Danıştay son dönemlerde verdiği kararlar ile, Maliye ile mükellefler arasında uyuşmazlığa neden olan çok sayıda konuyu çözüme kavuşturdu. Biz de köşemizde Danıştay’a destek vererek, birçok defa “İyi ki Danıştay var” diye yazdık. Maliye, Danıştay’ın yerleşik hale gelen kararlarını dikkate alarak, pek çok görüş ve uygulamasını değiştirdi, hatta bu kararlar doğrultusunda ilgili mevzuatlarda değişiklikler bile yaptı. Yapmaya da devam ediyor. Bunun en güzel örneklerini geçtiğimiz yasama döneminde çıkarılan birkaç Torba Yasa’da gördük.
Ancak, Danıştay’ın vergi uyuşmazlıklarına bakan daireleri, bazı önemli konularda birbirine zıt kararlar verebiliyor. Bu da, Maliye ve mükellefler arasında kafa karışıklığına ve ciddi maliyetlere neden oluyor. Öyle ki, milyonlarca liralık vergi ziyaı cezalı tarhiyatlar bir Daire tarafından mükellef lehine (Maliye aleyhine) karar verilerek kaldırılırken, diğer Daire tarafından mükellef aleyhine (Maliye lehine) karar verilerek onanabiliyor. Lehine karar verilen mükellef büyük bir borçtan kurtulurken, aleyhine karar verilen mükellef ciddi maliyetlere katlanıyor.
Danıştay’ın görüş farklılığı yaşadığı konulardan birisi de, Vakıfların kar payı stopajı ile ilgili!
Bu konuda verilen farklı kararlar, Vakıflarda ciddi kafa karışıklığı yarattı!
Vakıfların en önemli vergisel sorunlarından birisi de, iktisadi işletmelerin karlarını bağlı bulundukları Vakıflara aktarırken kar dağıtımına bağlı stopaj (tevkifat) yapılıp yapılmayacağı ile ilgili. Aslında bu yeni bir sorun değil, uzun yıllardan bu yana devam ediyor.
Bu konuda Maliye’nin görüşü oldukça net ve istikrarlı, uzun yıllardan bu yana hep aynı. Danıştay’ın vergi uyuşmazlıklarına bakan dairelerinin ise, bu konuda birbirine zıt farklı kararları bulunuyor. Danıştay’ın bu farklı kararları ise, Vakıflarda ciddi kafa karışıklığına neden oluyor.

#### Görev 1
Danıştay kararlarını anlatan metne göre, vakıfların kar payı stopajı konusunda Maliye'nin görüşü nasıl?
Metin ile kayıtlar arasında hiçbir bağlantı yok.

#### Verilen kayıtlar

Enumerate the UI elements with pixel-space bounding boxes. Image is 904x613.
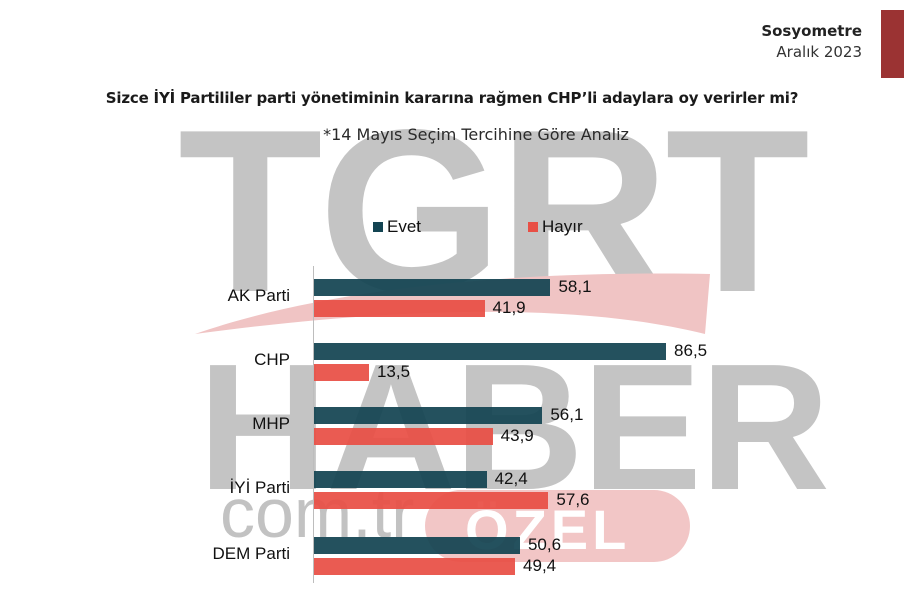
chart-subtitle: *14 Mayıs Seçim Tercihine Göre Analiz [323, 125, 629, 144]
bar-hayir [314, 428, 493, 445]
bar-hayir [314, 558, 516, 575]
bar-hayir [314, 364, 369, 381]
category-label: İYİ Parti [229, 478, 290, 497]
bar-value-label: 57,6 [556, 490, 590, 509]
bar-evet [314, 537, 520, 554]
watermark-haber: HABER [198, 327, 830, 528]
bar-hayir [314, 492, 549, 509]
watermark-com-tr: com.tr [220, 474, 415, 552]
brand-block: Sosyometre Aralık 2023 [761, 22, 862, 61]
y-axis-line [313, 266, 314, 583]
bar-value-label: 41,9 [492, 298, 526, 317]
legend-item-evet: Evet [373, 217, 421, 237]
bar-value-label: 13,5 [376, 362, 411, 381]
bar-value-label: 50,6 [527, 535, 562, 554]
legend-swatch-evet [373, 222, 383, 232]
bar-value-label: 56,1 [550, 405, 584, 424]
bar-value-label: 58,1 [558, 277, 592, 296]
bar-evet [314, 343, 667, 360]
category-label: DEM Parti [212, 544, 290, 563]
category-label: AK Parti [227, 286, 290, 305]
bar-value-label: 43,9 [500, 426, 534, 445]
bar-value-label: 49,4 [523, 556, 557, 575]
category-label: CHP [254, 350, 290, 369]
bar-evet [314, 471, 487, 488]
bar-evet [314, 279, 551, 296]
brand-accent-bar [881, 10, 904, 78]
chart-title: Sizce İYİ Partililer parti yönetiminin k… [105, 89, 799, 107]
bar-hayir [314, 300, 485, 317]
legend-label-evet: Evet [387, 217, 422, 236]
bar-evet [314, 407, 543, 424]
brand-name: Sosyometre [761, 22, 862, 40]
bar-value-label: 86,5 [674, 341, 708, 360]
category-label: MHP [252, 414, 290, 433]
report-date: Aralık 2023 [776, 43, 862, 61]
legend-swatch-hayir [528, 222, 538, 232]
legend-item-hayir: Hayır [528, 217, 583, 237]
bar-value-label: 42,4 [494, 469, 528, 488]
legend-label-hayir: Hayır [542, 217, 583, 236]
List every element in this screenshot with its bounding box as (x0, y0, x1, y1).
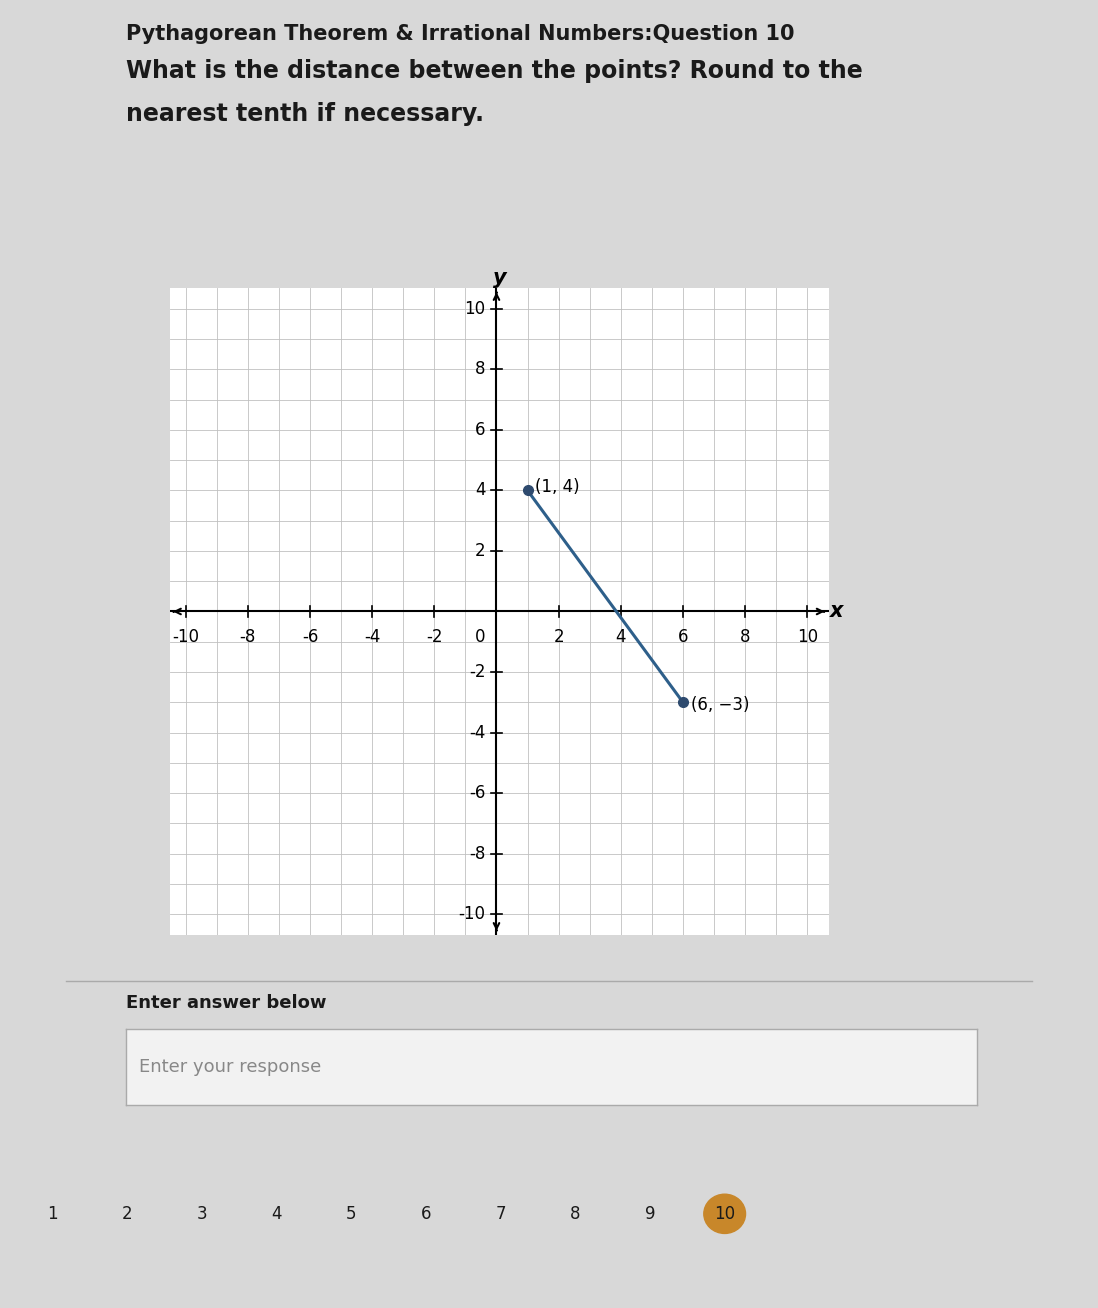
Text: -4: -4 (469, 723, 485, 742)
Text: -6: -6 (469, 783, 485, 802)
Text: x: x (830, 602, 843, 621)
Text: (1, 4): (1, 4) (536, 479, 580, 497)
Text: 4: 4 (616, 628, 626, 646)
Text: -4: -4 (365, 628, 380, 646)
Text: -8: -8 (469, 845, 485, 862)
Text: 2: 2 (122, 1205, 133, 1223)
Text: 4: 4 (271, 1205, 282, 1223)
Text: Enter answer below: Enter answer below (126, 994, 327, 1012)
Text: 0: 0 (475, 628, 485, 646)
Text: What is the distance between the points? Round to the: What is the distance between the points?… (126, 59, 863, 82)
Text: 10: 10 (714, 1205, 736, 1223)
Text: 2: 2 (553, 628, 564, 646)
Text: 6: 6 (475, 421, 485, 439)
Text: 7: 7 (495, 1205, 506, 1223)
Text: -8: -8 (239, 628, 256, 646)
Text: Enter your response: Enter your response (139, 1058, 322, 1076)
Text: 6: 6 (677, 628, 688, 646)
Text: nearest tenth if necessary.: nearest tenth if necessary. (126, 102, 484, 126)
Text: 10: 10 (797, 628, 818, 646)
Text: 8: 8 (475, 361, 485, 378)
Text: -10: -10 (459, 905, 485, 923)
Text: Pythagorean Theorem & Irrational Numbers:Question 10: Pythagorean Theorem & Irrational Numbers… (126, 24, 795, 43)
Text: 9: 9 (645, 1205, 656, 1223)
Text: -6: -6 (302, 628, 318, 646)
Text: 10: 10 (464, 300, 485, 318)
Text: y: y (493, 268, 507, 288)
Text: 8: 8 (570, 1205, 581, 1223)
Text: -2: -2 (469, 663, 485, 681)
Text: 2: 2 (475, 542, 485, 560)
Text: 8: 8 (740, 628, 750, 646)
Text: -10: -10 (172, 628, 199, 646)
Text: 6: 6 (421, 1205, 432, 1223)
Text: 4: 4 (475, 481, 485, 500)
Text: -2: -2 (426, 628, 442, 646)
Text: 1: 1 (47, 1205, 58, 1223)
Text: (6, −3): (6, −3) (691, 696, 749, 714)
Text: 3: 3 (197, 1205, 208, 1223)
Text: 5: 5 (346, 1205, 357, 1223)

#### Görev 2
Kayıtlarda "Text: -4: -4 (469, 723, 485, 742)" geçen satırdan kayıtların sonuna kadar, iki uç da dahil olmak üzere her şeyi hiç değiştirmeden yeniden yaz.

#### Örnek cevap 1
Maliye'nin görüşü oldukça net ve istikrarlı; uzun yıllardan bu yana hep aynı.

#### Örnek cevap 2
Text: -4: -4 (469, 723, 485, 742)
Text: -6: -6 (469, 783, 485, 802)
Text: x: x (830, 602, 843, 621)
Text: (1, 4): (1, 4) (536, 479, 580, 497)
Text: 4: 4 (616, 628, 626, 646)
Text: -4: -4 (365, 628, 380, 646)
Text: -8: -8 (469, 845, 485, 862)
Text: 2: 2 (122, 1205, 133, 1223)
Text: 4: 4 (271, 1205, 282, 1223)
Text: Enter answer below: Enter answer below (126, 994, 327, 1012)
Text: 0: 0 (475, 628, 485, 646)
Text: What is the distance between the points? Round to the: What is the distance between the points?… (126, 59, 863, 82)
Text: 10: 10 (714, 1205, 736, 1223)
Text: 2: 2 (553, 628, 564, 646)
Text: 6: 6 (475, 421, 485, 439)
Text: 7: 7 (495, 1205, 506, 1223)
Text: -8: -8 (239, 628, 256, 646)
Text: Enter your response: Enter your response (139, 1058, 322, 1076)
Text: 6: 6 (677, 628, 688, 646)
Text: nearest tenth if necessary.: nearest tenth if necessary. (126, 102, 484, 126)
Text: 10: 10 (797, 628, 818, 646)
Text: 8: 8 (475, 361, 485, 378)
Text: -10: -10 (459, 905, 485, 923)
Text: Pythagorean Theorem & Irrational Numbers:Question 10: Pythagorean Theorem & Irrational Numbers… (126, 24, 795, 43)
Text: 9: 9 (645, 1205, 656, 1223)
Text: -6: -6 (302, 628, 318, 646)
Text: 10: 10 (464, 300, 485, 318)
Text: y: y (493, 268, 507, 288)
Text: 8: 8 (570, 1205, 581, 1223)
Text: -2: -2 (469, 663, 485, 681)
Text: 2: 2 (475, 542, 485, 560)
Text: 8: 8 (740, 628, 750, 646)
Text: -10: -10 (172, 628, 199, 646)
Text: 6: 6 (421, 1205, 432, 1223)
Text: 4: 4 (475, 481, 485, 500)
Text: -2: -2 (426, 628, 442, 646)
Text: 1: 1 (47, 1205, 58, 1223)
Text: (6, −3): (6, −3) (691, 696, 749, 714)
Text: 3: 3 (197, 1205, 208, 1223)
Text: 5: 5 (346, 1205, 357, 1223)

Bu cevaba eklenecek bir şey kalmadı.